- [Supplied data]:
■ ■ ■ ■ ■ ■ ■
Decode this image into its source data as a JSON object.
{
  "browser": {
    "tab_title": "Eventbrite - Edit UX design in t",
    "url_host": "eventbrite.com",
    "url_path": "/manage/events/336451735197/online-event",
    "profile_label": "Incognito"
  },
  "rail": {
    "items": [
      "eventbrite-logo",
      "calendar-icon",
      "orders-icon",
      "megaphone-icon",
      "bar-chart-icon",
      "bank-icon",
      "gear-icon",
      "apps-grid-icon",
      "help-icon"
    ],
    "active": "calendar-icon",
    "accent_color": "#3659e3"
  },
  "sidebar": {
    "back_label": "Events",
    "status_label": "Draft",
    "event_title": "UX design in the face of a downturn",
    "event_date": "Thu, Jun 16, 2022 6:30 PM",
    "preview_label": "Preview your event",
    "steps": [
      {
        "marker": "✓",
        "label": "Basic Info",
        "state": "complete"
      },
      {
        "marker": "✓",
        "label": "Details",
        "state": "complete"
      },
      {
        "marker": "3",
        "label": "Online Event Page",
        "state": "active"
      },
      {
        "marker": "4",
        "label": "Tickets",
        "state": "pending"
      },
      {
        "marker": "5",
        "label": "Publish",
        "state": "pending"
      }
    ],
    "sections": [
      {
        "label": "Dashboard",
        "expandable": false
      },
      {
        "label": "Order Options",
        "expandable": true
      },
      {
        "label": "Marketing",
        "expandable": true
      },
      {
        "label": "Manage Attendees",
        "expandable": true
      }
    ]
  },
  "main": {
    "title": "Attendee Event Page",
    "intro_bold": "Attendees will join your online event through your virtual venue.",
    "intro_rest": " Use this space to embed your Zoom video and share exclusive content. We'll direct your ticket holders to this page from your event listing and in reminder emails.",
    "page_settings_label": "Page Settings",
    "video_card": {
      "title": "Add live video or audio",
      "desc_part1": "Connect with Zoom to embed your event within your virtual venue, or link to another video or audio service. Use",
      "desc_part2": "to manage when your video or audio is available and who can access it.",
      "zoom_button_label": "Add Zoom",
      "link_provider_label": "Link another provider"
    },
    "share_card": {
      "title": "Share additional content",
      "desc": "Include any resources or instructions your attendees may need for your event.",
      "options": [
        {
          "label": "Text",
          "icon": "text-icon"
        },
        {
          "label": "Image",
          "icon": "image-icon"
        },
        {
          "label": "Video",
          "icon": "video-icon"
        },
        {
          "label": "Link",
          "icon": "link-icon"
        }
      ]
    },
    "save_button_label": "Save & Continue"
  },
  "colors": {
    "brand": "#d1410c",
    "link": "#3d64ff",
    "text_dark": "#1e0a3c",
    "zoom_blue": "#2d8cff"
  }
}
■ ■ ■ ■ ■ ■ ■
- [Given instruction]: Reproduce the records above exactly as they appear.

- [Problem solution]:
Decode this image into its source data as a JSON object.
{
  "browser": {
    "tab_title": "Eventbrite - Edit UX design in t",
    "url_host": "eventbrite.com",
    "url_path": "/manage/events/336451735197/online-event",
    "profile_label": "Incognito"
  },
  "rail": {
    "items": [
      "eventbrite-logo",
      "calendar-icon",
      "orders-icon",
      "megaphone-icon",
      "bar-chart-icon",
      "bank-icon",
      "gear-icon",
      "apps-grid-icon",
      "help-icon"
    ],
    "active": "calendar-icon",
    "accent_color": "#3659e3"
  },
  "sidebar": {
    "back_label": "Events",
    "status_label": "Draft",
    "event_title": "UX design in the face of a downturn",
    "event_date": "Thu, Jun 16, 2022 6:30 PM",
    "preview_label": "Preview your event",
    "steps": [
      {
        "marker": "✓",
        "label": "Basic Info",
        "state": "complete"
      },
      {
        "marker": "✓",
        "label": "Details",
        "state": "complete"
      },
      {
        "marker": "3",
        "label": "Online Event Page",
        "state": "active"
      },
      {
        "marker": "4",
        "label": "Tickets",
        "state": "pending"
      },
      {
        "marker": "5",
        "label": "Publish",
        "state": "pending"
      }
    ],
    "sections": [
      {
        "label": "Dashboard",
        "expandable": false
      },
      {
        "label": "Order Options",
        "expandable": true
      },
      {
        "label": "Marketing",
        "expandable": true
      },
      {
        "label": "Manage Attendees",
        "expandable": true
      }
    ]
  },
  "main": {
    "title": "Attendee Event Page",
    "intro_bold": "Attendees will join your online event through your virtual venue.",
    "intro_rest": " Use this space to embed your Zoom video and share exclusive content. We'll direct your ticket holders to this page from your event listing and in reminder emails.",
    "page_settings_label": "Page Settings",
    "video_card": {
      "title": "Add live video or audio",
      "desc_part1": "Connect with Zoom to embed your event within your virtual venue, or link to another video or audio service. Use",
      "desc_part2": "to manage when your video or audio is available and who can access it.",
      "zoom_button_label": "Add Zoom",
      "link_provider_label": "Link another provider"
    },
    "share_card": {
      "title": "Share additional content",
      "desc": "Include any resources or instructions your attendees may need for your event.",
      "options": [
        {
          "label": "Text",
          "icon": "text-icon"
        },
        {
          "label": "Image",
          "icon": "image-icon"
        },
        {
          "label": "Video",
          "icon": "video-icon"
        },
        {
          "label": "Link",
          "icon": "link-icon"
        }
      ]
    },
    "save_button_label": "Save & Continue"
  },
  "colors": {
    "brand": "#d1410c",
    "link": "#3d64ff",
    "text_dark": "#1e0a3c",
    "zoom_blue": "#2d8cff"
  }
}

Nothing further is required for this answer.